擴散模型(Diffusion Model):生成模型的新成員

Posted on May 20, 2022 in AI.ML. View: 8,759

生成模型 (Generative Model) 家族

在過去,作為生成模型的 GAN (Generative Adversarial Network) 最廣為人使用,GAN是在2014年由 Goodfellow 所提出來的方法,其結構由兩個網路所組成:生成器網路和鑑別器網路,生成器網路負責生成以假亂真的合成樣本,而鑑別器網路負責仔細區分出真實樣本和合成樣本,經由兩者交替對抗學習,最終我們可以得到一個好的生成器。這個生成器網路通常輸入為一組取樣自高斯分布的亂數,而輸出就是合成樣本。

> _資料集內容_:
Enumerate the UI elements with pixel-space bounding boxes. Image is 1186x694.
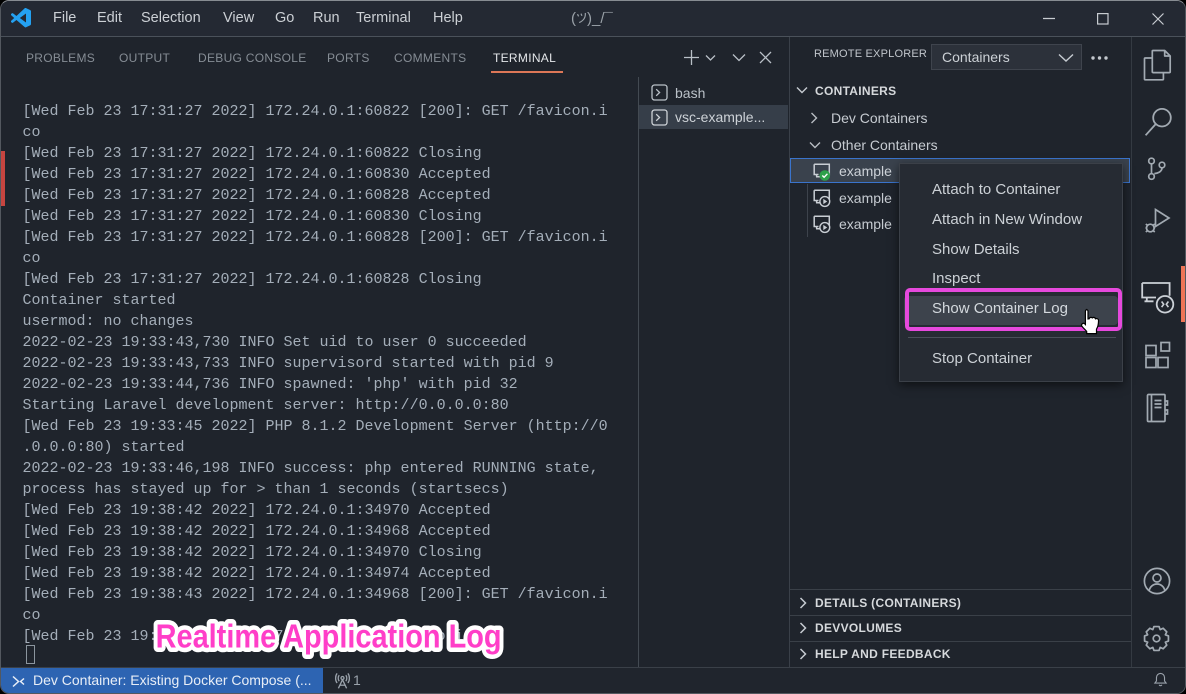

> _執行項目_:
1. 請判斷下列陳述是否與介紹擴散模型的正文相符,逐項回答是或否,並一字不差地引用正文中作為判斷依據的文字:(a) GAN 由 Goodfellow 於2014年提出;(b) 鑑別器網路負責生成合成樣本;(c) 生成器網路通常以取樣自均勻分布的亂數作為輸入。
2. 請接續介紹擴散模型的正文,從其最後一句之後往下寫。

> _逐題回答_:
1.
(a) 是。依據:「GAN是在2014年由 Goodfellow 所提出來的方法」
(b) 否。依據:「生成器網路負責生成以假亂真的合成樣本,而鑑別器網路負責仔細區分出真實樣本和合成樣本」
(c) 否。依據:「這個生成器網路通常輸入為一組取樣自高斯分布的亂數」

2.
為何我們需要取樣於一個「分布」?以圖片為例,假設是長32寬32的一張圖片可以由一組長度為32x32x3的向量來表示,這並不意味著一組長度為32x32x3的隨機向量就能產生一張「有意義的」圖片,所以在32x32x3的空間中存在著能產生有意義圖片的不同機率分布,我們只要能把這個機率分布估準了,就可以從這個機率分布抽樣出有意義的圖片,這就是為何生成模型往往需要抽樣至某個分布,可想而知要用簡單的數學式來表示這樣的分布是多們困難的一件事,因此科學家們設計了一個簡單分布—高斯分布,並希望透過若干複雜的轉換(通常使用深度網路)後可以得到這個複雜的分布,通常我們會稱這個高斯分布為Hidden Space,因此「從樣本空間抽樣」等效於「從Hidden Space抽樣再轉換」。

繼GAN以後有一個後起之秀 — Flow-based Generative Model,不同於 GAN 需要一個鑑別器網路來輔助訓練生成器網路,Flow-based Generative Model 透過一個可逆推的網路結構來訓練,這個可逆推網路的兩端就是Hidden Space跟我們想要得到的Sample Space,既然網路是可以逆推的,我們就可以輸入一群真實樣本訓練網路將其分布轉換為高斯分布的Hidden Space,待網路訓練完成我們就可以逆推來作為生成器使用。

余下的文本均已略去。